What needs to be done. Return the count of lines with the string "Converter" in them, and nothing else.

Dataset extract.
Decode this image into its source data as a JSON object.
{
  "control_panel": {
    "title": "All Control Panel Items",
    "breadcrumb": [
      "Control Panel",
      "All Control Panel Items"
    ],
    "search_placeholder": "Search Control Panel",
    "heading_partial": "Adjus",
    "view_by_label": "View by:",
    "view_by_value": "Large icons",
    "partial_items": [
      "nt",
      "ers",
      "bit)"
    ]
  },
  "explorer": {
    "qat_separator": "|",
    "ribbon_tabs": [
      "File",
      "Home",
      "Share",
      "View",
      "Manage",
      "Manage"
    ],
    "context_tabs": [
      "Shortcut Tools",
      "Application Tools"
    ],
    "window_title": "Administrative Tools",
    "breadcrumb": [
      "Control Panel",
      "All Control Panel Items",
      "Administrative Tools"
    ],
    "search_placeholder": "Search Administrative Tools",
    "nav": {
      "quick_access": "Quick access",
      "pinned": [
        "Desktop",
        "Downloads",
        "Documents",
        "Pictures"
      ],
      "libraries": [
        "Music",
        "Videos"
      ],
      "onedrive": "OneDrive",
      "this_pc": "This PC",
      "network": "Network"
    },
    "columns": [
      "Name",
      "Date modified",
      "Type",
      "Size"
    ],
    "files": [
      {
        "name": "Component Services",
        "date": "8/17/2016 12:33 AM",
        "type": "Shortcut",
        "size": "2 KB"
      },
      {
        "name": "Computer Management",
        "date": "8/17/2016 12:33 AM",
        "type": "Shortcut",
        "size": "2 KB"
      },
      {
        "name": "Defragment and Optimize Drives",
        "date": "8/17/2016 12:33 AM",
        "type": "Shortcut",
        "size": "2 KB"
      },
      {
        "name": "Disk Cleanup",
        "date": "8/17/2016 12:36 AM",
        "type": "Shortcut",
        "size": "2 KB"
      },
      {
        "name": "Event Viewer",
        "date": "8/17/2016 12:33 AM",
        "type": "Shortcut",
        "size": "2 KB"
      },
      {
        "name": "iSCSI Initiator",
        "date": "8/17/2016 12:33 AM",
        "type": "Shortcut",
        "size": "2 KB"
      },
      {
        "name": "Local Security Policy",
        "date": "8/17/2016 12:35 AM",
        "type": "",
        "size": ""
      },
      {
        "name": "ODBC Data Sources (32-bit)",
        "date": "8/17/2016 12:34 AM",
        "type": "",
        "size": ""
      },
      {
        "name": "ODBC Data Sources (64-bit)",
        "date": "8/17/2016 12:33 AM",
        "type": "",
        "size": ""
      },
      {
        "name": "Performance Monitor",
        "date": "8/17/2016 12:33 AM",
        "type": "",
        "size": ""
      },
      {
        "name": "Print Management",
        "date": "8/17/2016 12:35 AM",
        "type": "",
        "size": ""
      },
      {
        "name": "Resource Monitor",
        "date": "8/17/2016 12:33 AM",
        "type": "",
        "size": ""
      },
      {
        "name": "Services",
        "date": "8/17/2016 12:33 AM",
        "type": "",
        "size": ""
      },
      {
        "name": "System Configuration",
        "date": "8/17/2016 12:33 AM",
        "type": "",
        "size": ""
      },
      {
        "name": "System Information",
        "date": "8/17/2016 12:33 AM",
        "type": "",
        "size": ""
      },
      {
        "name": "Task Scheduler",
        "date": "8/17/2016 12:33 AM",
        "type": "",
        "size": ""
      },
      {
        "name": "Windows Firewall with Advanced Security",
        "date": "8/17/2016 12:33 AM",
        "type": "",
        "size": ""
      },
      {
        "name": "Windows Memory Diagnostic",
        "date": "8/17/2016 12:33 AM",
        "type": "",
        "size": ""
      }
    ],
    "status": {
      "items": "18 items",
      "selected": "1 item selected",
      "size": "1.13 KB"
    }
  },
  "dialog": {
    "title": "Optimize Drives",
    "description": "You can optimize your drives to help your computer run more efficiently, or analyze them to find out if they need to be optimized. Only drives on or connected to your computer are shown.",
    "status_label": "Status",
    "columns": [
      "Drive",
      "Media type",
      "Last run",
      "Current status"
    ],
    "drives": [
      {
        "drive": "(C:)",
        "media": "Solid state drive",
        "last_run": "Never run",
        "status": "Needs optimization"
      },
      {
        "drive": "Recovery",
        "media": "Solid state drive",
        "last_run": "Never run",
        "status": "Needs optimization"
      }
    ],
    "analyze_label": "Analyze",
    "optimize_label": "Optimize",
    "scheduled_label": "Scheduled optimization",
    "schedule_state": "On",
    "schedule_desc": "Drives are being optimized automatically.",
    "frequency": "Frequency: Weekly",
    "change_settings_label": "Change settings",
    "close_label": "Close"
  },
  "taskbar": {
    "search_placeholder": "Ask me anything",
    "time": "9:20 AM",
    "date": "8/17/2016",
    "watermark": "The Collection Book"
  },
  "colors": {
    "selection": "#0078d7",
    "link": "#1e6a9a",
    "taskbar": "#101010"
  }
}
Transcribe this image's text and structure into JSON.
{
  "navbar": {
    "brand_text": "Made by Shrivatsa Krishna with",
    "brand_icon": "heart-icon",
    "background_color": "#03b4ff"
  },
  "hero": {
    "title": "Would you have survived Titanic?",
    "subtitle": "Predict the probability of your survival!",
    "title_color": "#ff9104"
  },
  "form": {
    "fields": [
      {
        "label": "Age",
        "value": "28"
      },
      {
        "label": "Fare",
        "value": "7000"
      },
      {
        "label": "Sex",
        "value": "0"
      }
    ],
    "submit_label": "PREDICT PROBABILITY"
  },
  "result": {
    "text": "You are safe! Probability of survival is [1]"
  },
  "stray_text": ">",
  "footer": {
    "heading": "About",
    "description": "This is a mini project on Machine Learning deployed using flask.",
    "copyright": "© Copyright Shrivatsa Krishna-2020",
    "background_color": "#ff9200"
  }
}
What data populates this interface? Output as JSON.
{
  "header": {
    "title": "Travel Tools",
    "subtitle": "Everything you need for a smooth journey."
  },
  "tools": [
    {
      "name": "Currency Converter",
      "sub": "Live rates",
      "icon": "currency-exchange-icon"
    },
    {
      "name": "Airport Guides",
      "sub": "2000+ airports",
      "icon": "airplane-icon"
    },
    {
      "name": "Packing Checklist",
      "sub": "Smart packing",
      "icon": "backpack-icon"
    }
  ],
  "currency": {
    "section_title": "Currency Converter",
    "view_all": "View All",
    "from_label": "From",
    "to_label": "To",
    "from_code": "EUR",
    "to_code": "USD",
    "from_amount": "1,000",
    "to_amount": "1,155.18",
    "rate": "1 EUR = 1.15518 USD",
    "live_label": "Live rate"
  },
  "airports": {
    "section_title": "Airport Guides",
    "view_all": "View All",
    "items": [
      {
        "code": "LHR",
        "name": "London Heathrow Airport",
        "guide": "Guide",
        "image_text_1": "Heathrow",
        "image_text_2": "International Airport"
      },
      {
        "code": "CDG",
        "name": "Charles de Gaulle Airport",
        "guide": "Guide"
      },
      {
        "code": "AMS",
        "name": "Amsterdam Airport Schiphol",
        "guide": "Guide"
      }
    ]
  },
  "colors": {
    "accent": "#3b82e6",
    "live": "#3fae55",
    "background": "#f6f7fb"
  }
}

Solution for this problem. 2